**OBJECTIVE**
Output the full material exactly as it appears here.

**INPUT DATA**
•••••
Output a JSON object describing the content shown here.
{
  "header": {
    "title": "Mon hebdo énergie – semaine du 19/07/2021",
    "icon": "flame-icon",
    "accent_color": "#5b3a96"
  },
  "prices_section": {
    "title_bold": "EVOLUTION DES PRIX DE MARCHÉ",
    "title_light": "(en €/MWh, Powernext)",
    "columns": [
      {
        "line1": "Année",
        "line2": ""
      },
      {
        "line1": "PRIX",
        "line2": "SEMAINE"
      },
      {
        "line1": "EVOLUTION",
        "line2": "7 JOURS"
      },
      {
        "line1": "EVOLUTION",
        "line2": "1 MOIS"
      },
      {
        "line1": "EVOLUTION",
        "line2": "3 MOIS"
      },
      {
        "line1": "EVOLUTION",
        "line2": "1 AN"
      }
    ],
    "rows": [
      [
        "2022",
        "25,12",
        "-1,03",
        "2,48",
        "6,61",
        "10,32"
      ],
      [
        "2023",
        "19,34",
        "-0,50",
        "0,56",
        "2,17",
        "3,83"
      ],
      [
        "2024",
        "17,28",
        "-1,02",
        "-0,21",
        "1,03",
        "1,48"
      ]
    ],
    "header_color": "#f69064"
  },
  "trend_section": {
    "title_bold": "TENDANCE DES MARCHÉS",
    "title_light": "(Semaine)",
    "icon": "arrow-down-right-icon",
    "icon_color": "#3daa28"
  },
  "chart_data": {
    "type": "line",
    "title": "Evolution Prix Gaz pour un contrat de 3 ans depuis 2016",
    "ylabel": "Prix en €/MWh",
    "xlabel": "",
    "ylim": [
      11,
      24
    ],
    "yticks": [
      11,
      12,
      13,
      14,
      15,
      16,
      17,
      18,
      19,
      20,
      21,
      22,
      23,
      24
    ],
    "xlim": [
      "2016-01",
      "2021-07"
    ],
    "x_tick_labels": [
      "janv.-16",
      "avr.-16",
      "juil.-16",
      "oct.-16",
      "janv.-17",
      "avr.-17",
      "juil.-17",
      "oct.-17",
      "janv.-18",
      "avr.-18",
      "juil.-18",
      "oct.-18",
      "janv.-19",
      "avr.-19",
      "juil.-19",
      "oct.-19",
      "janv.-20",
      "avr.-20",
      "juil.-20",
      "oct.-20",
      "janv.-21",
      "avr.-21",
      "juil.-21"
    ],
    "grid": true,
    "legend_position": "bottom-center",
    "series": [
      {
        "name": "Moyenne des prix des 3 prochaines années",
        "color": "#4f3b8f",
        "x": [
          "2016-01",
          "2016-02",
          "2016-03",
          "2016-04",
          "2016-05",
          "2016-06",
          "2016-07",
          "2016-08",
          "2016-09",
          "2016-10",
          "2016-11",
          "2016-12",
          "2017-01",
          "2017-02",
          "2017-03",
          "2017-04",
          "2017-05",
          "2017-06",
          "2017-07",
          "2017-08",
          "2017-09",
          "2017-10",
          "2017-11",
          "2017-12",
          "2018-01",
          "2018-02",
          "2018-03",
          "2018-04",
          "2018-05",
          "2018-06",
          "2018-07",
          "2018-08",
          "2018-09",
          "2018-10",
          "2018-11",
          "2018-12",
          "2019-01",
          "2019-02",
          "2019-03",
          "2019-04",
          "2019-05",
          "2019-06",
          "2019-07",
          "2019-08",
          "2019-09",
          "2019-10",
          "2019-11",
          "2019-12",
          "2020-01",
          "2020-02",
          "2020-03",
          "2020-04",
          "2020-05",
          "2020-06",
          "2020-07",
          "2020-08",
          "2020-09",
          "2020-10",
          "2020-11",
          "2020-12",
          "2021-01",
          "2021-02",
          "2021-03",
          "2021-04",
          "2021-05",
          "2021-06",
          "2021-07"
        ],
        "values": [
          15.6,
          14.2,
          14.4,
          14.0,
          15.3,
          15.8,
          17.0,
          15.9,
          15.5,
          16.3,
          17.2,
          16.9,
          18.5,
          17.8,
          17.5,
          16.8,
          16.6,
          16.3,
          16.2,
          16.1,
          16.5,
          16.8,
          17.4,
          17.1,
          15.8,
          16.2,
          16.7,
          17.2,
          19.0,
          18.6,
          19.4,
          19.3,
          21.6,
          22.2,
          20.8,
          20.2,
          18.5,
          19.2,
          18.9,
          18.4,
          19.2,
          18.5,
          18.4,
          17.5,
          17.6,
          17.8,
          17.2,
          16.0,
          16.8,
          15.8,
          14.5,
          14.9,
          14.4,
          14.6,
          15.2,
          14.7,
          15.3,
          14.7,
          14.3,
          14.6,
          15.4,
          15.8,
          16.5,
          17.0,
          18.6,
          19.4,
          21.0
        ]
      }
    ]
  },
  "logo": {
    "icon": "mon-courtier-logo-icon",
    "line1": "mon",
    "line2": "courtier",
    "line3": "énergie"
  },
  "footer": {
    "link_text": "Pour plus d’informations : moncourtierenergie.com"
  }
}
•••••
**THE REPLY**
Output a JSON object describing the content shown here.
{
  "header": {
    "title": "Mon hebdo énergie – semaine du 19/07/2021",
    "icon": "flame-icon",
    "accent_color": "#5b3a96"
  },
  "prices_section": {
    "title_bold": "EVOLUTION DES PRIX DE MARCHÉ",
    "title_light": "(en €/MWh, Powernext)",
    "columns": [
      {
        "line1": "Année",
        "line2": ""
      },
      {
        "line1": "PRIX",
        "line2": "SEMAINE"
      },
      {
        "line1": "EVOLUTION",
        "line2": "7 JOURS"
      },
      {
        "line1": "EVOLUTION",
        "line2": "1 MOIS"
      },
      {
        "line1": "EVOLUTION",
        "line2": "3 MOIS"
      },
      {
        "line1": "EVOLUTION",
        "line2": "1 AN"
      }
    ],
    "rows": [
      [
        "2022",
        "25,12",
        "-1,03",
        "2,48",
        "6,61",
        "10,32"
      ],
      [
        "2023",
        "19,34",
        "-0,50",
        "0,56",
        "2,17",
        "3,83"
      ],
      [
        "2024",
        "17,28",
        "-1,02",
        "-0,21",
        "1,03",
        "1,48"
      ]
    ],
    "header_color": "#f69064"
  },
  "trend_section": {
    "title_bold": "TENDANCE DES MARCHÉS",
    "title_light": "(Semaine)",
    "icon": "arrow-down-right-icon",
    "icon_color": "#3daa28"
  },
  "chart_data": {
    "type": "line",
    "title": "Evolution Prix Gaz pour un contrat de 3 ans depuis 2016",
    "ylabel": "Prix en €/MWh",
    "xlabel": "",
    "ylim": [
      11,
      24
    ],
    "yticks": [
      11,
      12,
      13,
      14,
      15,
      16,
      17,
      18,
      19,
      20,
      21,
      22,
      23,
      24
    ],
    "xlim": [
      "2016-01",
      "2021-07"
    ],
    "x_tick_labels": [
      "janv.-16",
      "avr.-16",
      "juil.-16",
      "oct.-16",
      "janv.-17",
      "avr.-17",
      "juil.-17",
      "oct.-17",
      "janv.-18",
      "avr.-18",
      "juil.-18",
      "oct.-18",
      "janv.-19",
      "avr.-19",
      "juil.-19",
      "oct.-19",
      "janv.-20",
      "avr.-20",
      "juil.-20",
      "oct.-20",
      "janv.-21",
      "avr.-21",
      "juil.-21"
    ],
    "grid": true,
    "legend_position": "bottom-center",
    "series": [
      {
        "name": "Moyenne des prix des 3 prochaines années",
        "color": "#4f3b8f",
        "x": [
          "2016-01",
          "2016-02",
          "2016-03",
          "2016-04",
          "2016-05",
          "2016-06",
          "2016-07",
          "2016-08",
          "2016-09",
          "2016-10",
          "2016-11",
          "2016-12",
          "2017-01",
          "2017-02",
          "2017-03",
          "2017-04",
          "2017-05",
          "2017-06",
          "2017-07",
          "2017-08",
          "2017-09",
          "2017-10",
          "2017-11",
          "2017-12",
          "2018-01",
          "2018-02",
          "2018-03",
          "2018-04",
          "2018-05",
          "2018-06",
          "2018-07",
          "2018-08",
          "2018-09",
          "2018-10",
          "2018-11",
          "2018-12",
          "2019-01",
          "2019-02",
          "2019-03",
          "2019-04",
          "2019-05",
          "2019-06",
          "2019-07",
          "2019-08",
          "2019-09",
          "2019-10",
          "2019-11",
          "2019-12",
          "2020-01",
          "2020-02",
          "2020-03",
          "2020-04",
          "2020-05",
          "2020-06",
          "2020-07",
          "2020-08",
          "2020-09",
          "2020-10",
          "2020-11",
          "2020-12",
          "2021-01",
          "2021-02",
          "2021-03",
          "2021-04",
          "2021-05",
          "2021-06",
          "2021-07"
        ],
        "values": [
          15.6,
          14.2,
          14.4,
          14.0,
          15.3,
          15.8,
          17.0,
          15.9,
          15.5,
          16.3,
          17.2,
          16.9,
          18.5,
          17.8,
          17.5,
          16.8,
          16.6,
          16.3,
          16.2,
          16.1,
          16.5,
          16.8,
          17.4,
          17.1,
          15.8,
          16.2,
          16.7,
          17.2,
          19.0,
          18.6,
          19.4,
          19.3,
          21.6,
          22.2,
          20.8,
          20.2,
          18.5,
          19.2,
          18.9,
          18.4,
          19.2,
          18.5,
          18.4,
          17.5,
          17.6,
          17.8,
          17.2,
          16.0,
          16.8,
          15.8,
          14.5,
          14.9,
          14.4,
          14.6,
          15.2,
          14.7,
          15.3,
          14.7,
          14.3,
          14.6,
          15.4,
          15.8,
          16.5,
          17.0,
          18.6,
          19.4,
          21.0
        ]
      }
    ]
  },
  "logo": {
    "icon": "mon-courtier-logo-icon",
    "line1": "mon",
    "line2": "courtier",
    "line3": "énergie"
  },
  "footer": {
    "link_text": "Pour plus d’informations : moncourtierenergie.com"
  }
}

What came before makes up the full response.